Required task
Reproduce every line of the data below without any changes, leaving out the picture.

Part of a data file
START

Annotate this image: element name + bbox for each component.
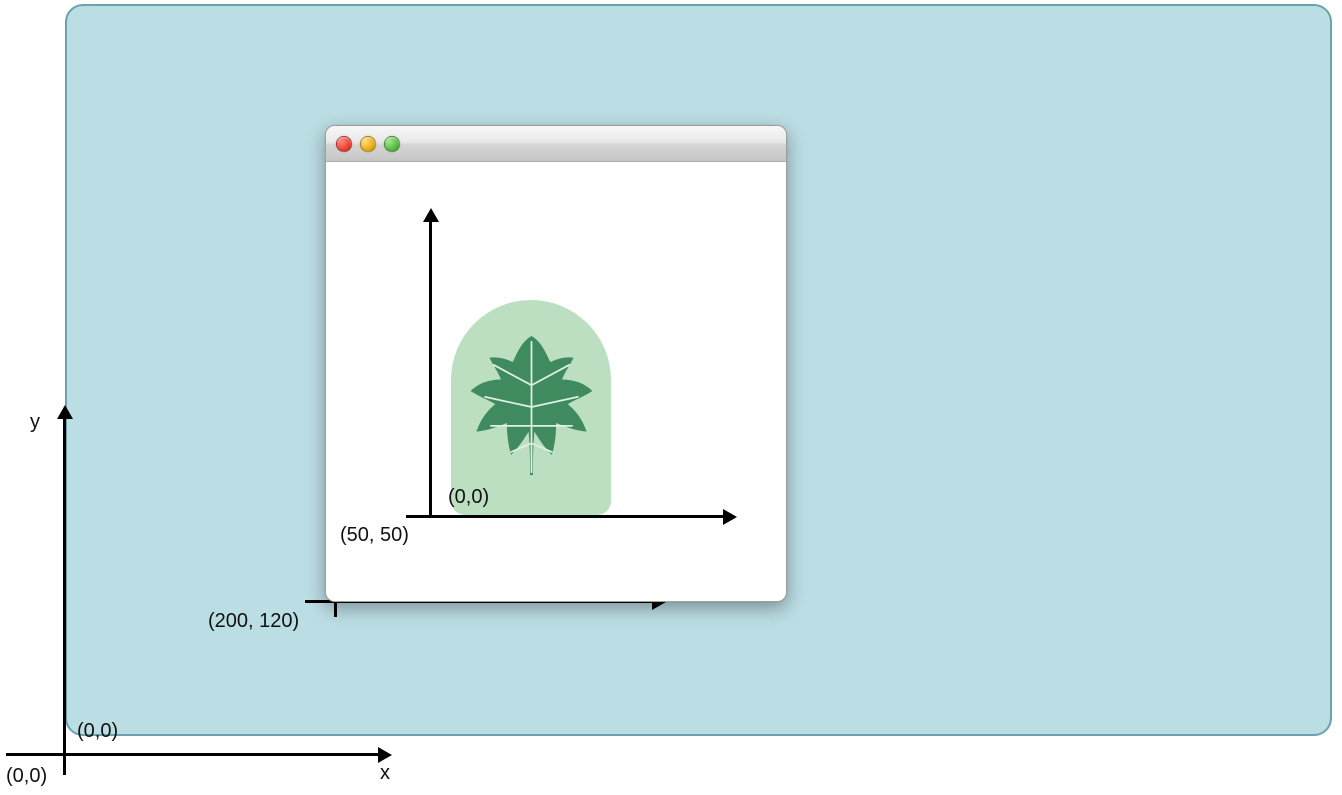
view-y-axis-arrow-icon [423, 208, 439, 222]
zoom-icon[interactable] [384, 136, 400, 152]
window-titlebar[interactable] [326, 126, 786, 162]
view-origin-inside-label: (0,0) [448, 486, 489, 509]
outer-origin-label: (0,0) [6, 765, 47, 788]
window-origin-screen-coords-label: (200, 120) [208, 610, 299, 633]
app-window: (0,0) (50, 50) [325, 125, 787, 602]
screen-x-axis [6, 753, 381, 756]
close-icon[interactable] [336, 136, 352, 152]
window-content: (0,0) (50, 50) [326, 162, 786, 601]
screen-y-axis [63, 415, 66, 775]
screen-origin-label: (0,0) [77, 720, 118, 743]
screen-x-axis-arrow-icon [378, 747, 392, 763]
diagram-stage: y x (0,0) (0,0) (0,0) (200, 120) [0, 0, 1342, 795]
view-origin-window-coords-label: (50, 50) [340, 524, 409, 547]
screen-y-axis-arrow-icon [57, 405, 73, 419]
view-x-axis-arrow-icon [723, 509, 737, 525]
leaf-icon [459, 322, 604, 492]
screen-y-axis-label: y [30, 411, 40, 434]
screen-x-axis-label: x [380, 762, 390, 785]
view-x-axis [406, 515, 726, 518]
view-y-axis [429, 218, 432, 518]
minimize-icon[interactable] [360, 136, 376, 152]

END

Solved exercise
Annotate this image: element name + bbox for each component.
view-y-axis-arrow-icon [423, 208, 439, 222]
zoom-icon[interactable] [384, 136, 400, 152]
window-titlebar[interactable] [326, 126, 786, 162]
view-origin-inside-label: (0,0) [448, 486, 489, 509]
outer-origin-label: (0,0) [6, 765, 47, 788]
window-origin-screen-coords-label: (200, 120) [208, 610, 299, 633]
app-window: (0,0) (50, 50) [325, 125, 787, 602]
screen-x-axis [6, 753, 381, 756]
close-icon[interactable] [336, 136, 352, 152]
window-content: (0,0) (50, 50) [326, 162, 786, 601]
screen-y-axis [63, 415, 66, 775]
screen-origin-label: (0,0) [77, 720, 118, 743]
screen-x-axis-arrow-icon [378, 747, 392, 763]
diagram-stage: y x (0,0) (0,0) (0,0) (200, 120) [0, 0, 1342, 795]
view-origin-window-coords-label: (50, 50) [340, 524, 409, 547]
screen-y-axis-arrow-icon [57, 405, 73, 419]
view-x-axis-arrow-icon [723, 509, 737, 525]
leaf-icon [459, 322, 604, 492]
screen-y-axis-label: y [30, 411, 40, 434]
screen-x-axis-label: x [380, 762, 390, 785]
view-x-axis [406, 515, 726, 518]
view-y-axis [429, 218, 432, 518]
minimize-icon[interactable] [360, 136, 376, 152]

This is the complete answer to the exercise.